> INSTRUCTION:
Copy out all of the data below with no alterations.

> SUPPLIED RECORDS:

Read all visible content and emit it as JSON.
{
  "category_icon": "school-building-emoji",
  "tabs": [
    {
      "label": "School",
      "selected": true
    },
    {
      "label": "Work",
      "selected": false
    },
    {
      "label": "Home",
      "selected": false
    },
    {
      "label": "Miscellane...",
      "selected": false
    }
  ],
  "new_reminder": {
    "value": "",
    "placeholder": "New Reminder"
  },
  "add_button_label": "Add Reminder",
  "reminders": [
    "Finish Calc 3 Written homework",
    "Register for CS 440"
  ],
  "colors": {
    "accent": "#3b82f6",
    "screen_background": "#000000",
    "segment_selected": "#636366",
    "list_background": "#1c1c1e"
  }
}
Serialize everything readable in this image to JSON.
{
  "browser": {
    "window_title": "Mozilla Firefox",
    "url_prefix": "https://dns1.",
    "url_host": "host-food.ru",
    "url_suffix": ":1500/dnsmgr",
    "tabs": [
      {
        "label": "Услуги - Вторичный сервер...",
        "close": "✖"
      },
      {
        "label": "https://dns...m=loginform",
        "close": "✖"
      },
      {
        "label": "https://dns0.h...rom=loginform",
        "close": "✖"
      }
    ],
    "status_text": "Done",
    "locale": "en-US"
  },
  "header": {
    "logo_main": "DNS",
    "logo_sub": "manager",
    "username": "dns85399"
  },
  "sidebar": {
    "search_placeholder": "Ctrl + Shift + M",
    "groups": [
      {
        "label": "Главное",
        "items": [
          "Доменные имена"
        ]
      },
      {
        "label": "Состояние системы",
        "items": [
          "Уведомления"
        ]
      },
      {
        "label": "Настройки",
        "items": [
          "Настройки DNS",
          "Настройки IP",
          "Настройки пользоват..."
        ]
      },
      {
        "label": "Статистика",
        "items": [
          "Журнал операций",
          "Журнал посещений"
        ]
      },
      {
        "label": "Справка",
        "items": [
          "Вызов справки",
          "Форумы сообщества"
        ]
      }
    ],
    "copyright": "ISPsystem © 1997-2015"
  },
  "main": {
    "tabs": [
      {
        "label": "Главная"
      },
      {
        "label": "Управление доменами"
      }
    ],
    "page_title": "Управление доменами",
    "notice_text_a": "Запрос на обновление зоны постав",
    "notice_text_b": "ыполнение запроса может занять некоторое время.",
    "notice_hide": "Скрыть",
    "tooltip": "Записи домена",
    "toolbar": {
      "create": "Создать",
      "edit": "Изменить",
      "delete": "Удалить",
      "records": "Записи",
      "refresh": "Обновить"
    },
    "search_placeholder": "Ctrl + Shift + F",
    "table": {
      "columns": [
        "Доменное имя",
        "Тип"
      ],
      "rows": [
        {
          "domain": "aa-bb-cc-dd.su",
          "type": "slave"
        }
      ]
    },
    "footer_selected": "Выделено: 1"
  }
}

> SOLVED EXERCISE:
Read all visible content and emit it as JSON.
{
  "category_icon": "school-building-emoji",
  "tabs": [
    {
      "label": "School",
      "selected": true
    },
    {
      "label": "Work",
      "selected": false
    },
    {
      "label": "Home",
      "selected": false
    },
    {
      "label": "Miscellane...",
      "selected": false
    }
  ],
  "new_reminder": {
    "value": "",
    "placeholder": "New Reminder"
  },
  "add_button_label": "Add Reminder",
  "reminders": [
    "Finish Calc 3 Written homework",
    "Register for CS 440"
  ],
  "colors": {
    "accent": "#3b82f6",
    "screen_background": "#000000",
    "segment_selected": "#636366",
    "list_background": "#1c1c1e"
  }
}
Serialize everything readable in this image to JSON.
{
  "browser": {
    "window_title": "Mozilla Firefox",
    "url_prefix": "https://dns1.",
    "url_host": "host-food.ru",
    "url_suffix": ":1500/dnsmgr",
    "tabs": [
      {
        "label": "Услуги - Вторичный сервер...",
        "close": "✖"
      },
      {
        "label": "https://dns...m=loginform",
        "close": "✖"
      },
      {
        "label": "https://dns0.h...rom=loginform",
        "close": "✖"
      }
    ],
    "status_text": "Done",
    "locale": "en-US"
  },
  "header": {
    "logo_main": "DNS",
    "logo_sub": "manager",
    "username": "dns85399"
  },
  "sidebar": {
    "search_placeholder": "Ctrl + Shift + M",
    "groups": [
      {
        "label": "Главное",
        "items": [
          "Доменные имена"
        ]
      },
      {
        "label": "Состояние системы",
        "items": [
          "Уведомления"
        ]
      },
      {
        "label": "Настройки",
        "items": [
          "Настройки DNS",
          "Настройки IP",
          "Настройки пользоват..."
        ]
      },
      {
        "label": "Статистика",
        "items": [
          "Журнал операций",
          "Журнал посещений"
        ]
      },
      {
        "label": "Справка",
        "items": [
          "Вызов справки",
          "Форумы сообщества"
        ]
      }
    ],
    "copyright": "ISPsystem © 1997-2015"
  },
  "main": {
    "tabs": [
      {
        "label": "Главная"
      },
      {
        "label": "Управление доменами"
      }
    ],
    "page_title": "Управление доменами",
    "notice_text_a": "Запрос на обновление зоны постав",
    "notice_text_b": "ыполнение запроса может занять некоторое время.",
    "notice_hide": "Скрыть",
    "tooltip": "Записи домена",
    "toolbar": {
      "create": "Создать",
      "edit": "Изменить",
      "delete": "Удалить",
      "records": "Записи",
      "refresh": "Обновить"
    },
    "search_placeholder": "Ctrl + Shift + F",
    "table": {
      "columns": [
        "Доменное имя",
        "Тип"
      ],
      "rows": [
        {
          "domain": "aa-bb-cc-dd.su",
          "type": "slave"
        }
      ]
    },
    "footer_selected": "Выделено: 1"
  }
}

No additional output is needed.